-- START Data for this task --
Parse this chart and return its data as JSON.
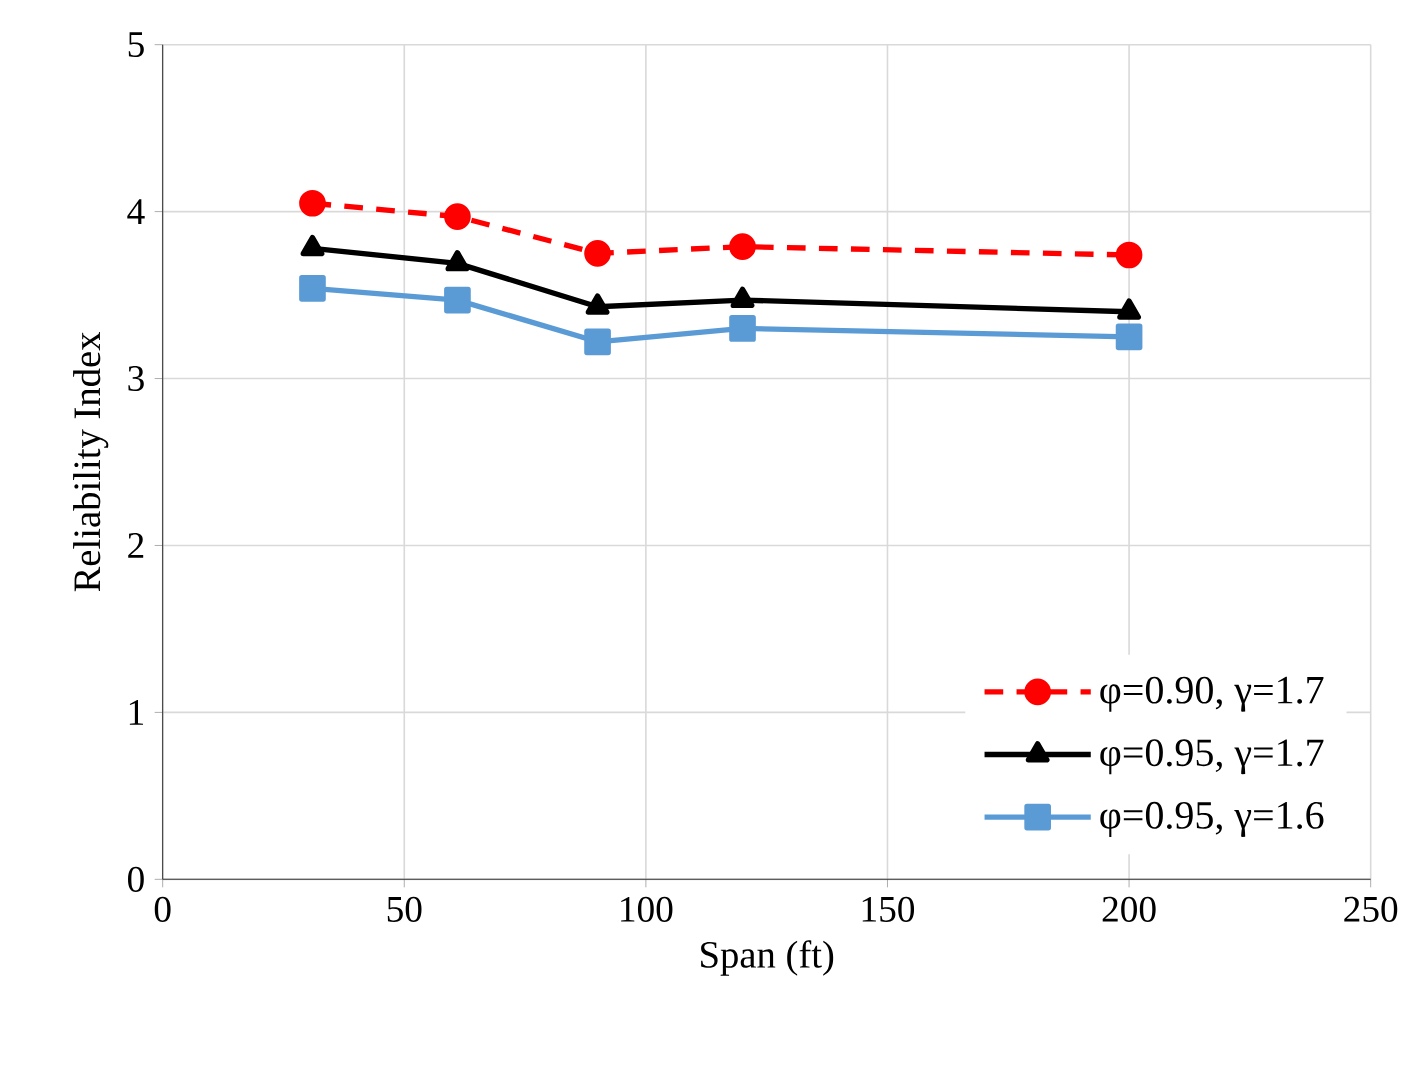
{
  "chart_data": {
    "type": "line",
    "xlabel": "Span (ft)",
    "ylabel": "Reliability Index",
    "xlim": [
      0,
      250
    ],
    "xticks": [
      0,
      50,
      100,
      150,
      200,
      250
    ],
    "ylim": [
      0,
      5
    ],
    "yticks": [
      0,
      1,
      2,
      3,
      4,
      5
    ],
    "grid": true,
    "legend": "bottom right",
    "series": [
      {
        "name": "φ=0.90, γ=1.7",
        "color": "#ff0000",
        "marker": "circle",
        "line_style": "dashed",
        "x": [
          31,
          61,
          90,
          120,
          200
        ],
        "values": [
          4.05,
          3.97,
          3.75,
          3.79,
          3.74
        ]
      },
      {
        "name": "φ=0.95, γ=1.7",
        "color": "#000000",
        "marker": "triangle",
        "line_style": "solid",
        "x": [
          31,
          61,
          90,
          120,
          200
        ],
        "values": [
          3.78,
          3.69,
          3.43,
          3.47,
          3.4
        ]
      },
      {
        "name": "φ=0.95, γ=1.6",
        "color": "#5b9bd5",
        "marker": "square",
        "line_style": "solid",
        "x": [
          31,
          61,
          90,
          120,
          200
        ],
        "values": [
          3.54,
          3.47,
          3.22,
          3.3,
          3.25
        ]
      }
    ]
  }
}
-- END Data for this task --
Exercise aim
The entries above should be reproduced exactly, without their pictures.

Answer below
Parse this chart and return its data as JSON.
{
  "chart_data": {
    "type": "line",
    "xlabel": "Span (ft)",
    "ylabel": "Reliability Index",
    "xlim": [
      0,
      250
    ],
    "xticks": [
      0,
      50,
      100,
      150,
      200,
      250
    ],
    "ylim": [
      0,
      5
    ],
    "yticks": [
      0,
      1,
      2,
      3,
      4,
      5
    ],
    "grid": true,
    "legend": "bottom right",
    "series": [
      {
        "name": "φ=0.90, γ=1.7",
        "color": "#ff0000",
        "marker": "circle",
        "line_style": "dashed",
        "x": [
          31,
          61,
          90,
          120,
          200
        ],
        "values": [
          4.05,
          3.97,
          3.75,
          3.79,
          3.74
        ]
      },
      {
        "name": "φ=0.95, γ=1.7",
        "color": "#000000",
        "marker": "triangle",
        "line_style": "solid",
        "x": [
          31,
          61,
          90,
          120,
          200
        ],
        "values": [
          3.78,
          3.69,
          3.43,
          3.47,
          3.4
        ]
      },
      {
        "name": "φ=0.95, γ=1.6",
        "color": "#5b9bd5",
        "marker": "square",
        "line_style": "solid",
        "x": [
          31,
          61,
          90,
          120,
          200
        ],
        "values": [
          3.54,
          3.47,
          3.22,
          3.3,
          3.25
        ]
      }
    ]
  }
}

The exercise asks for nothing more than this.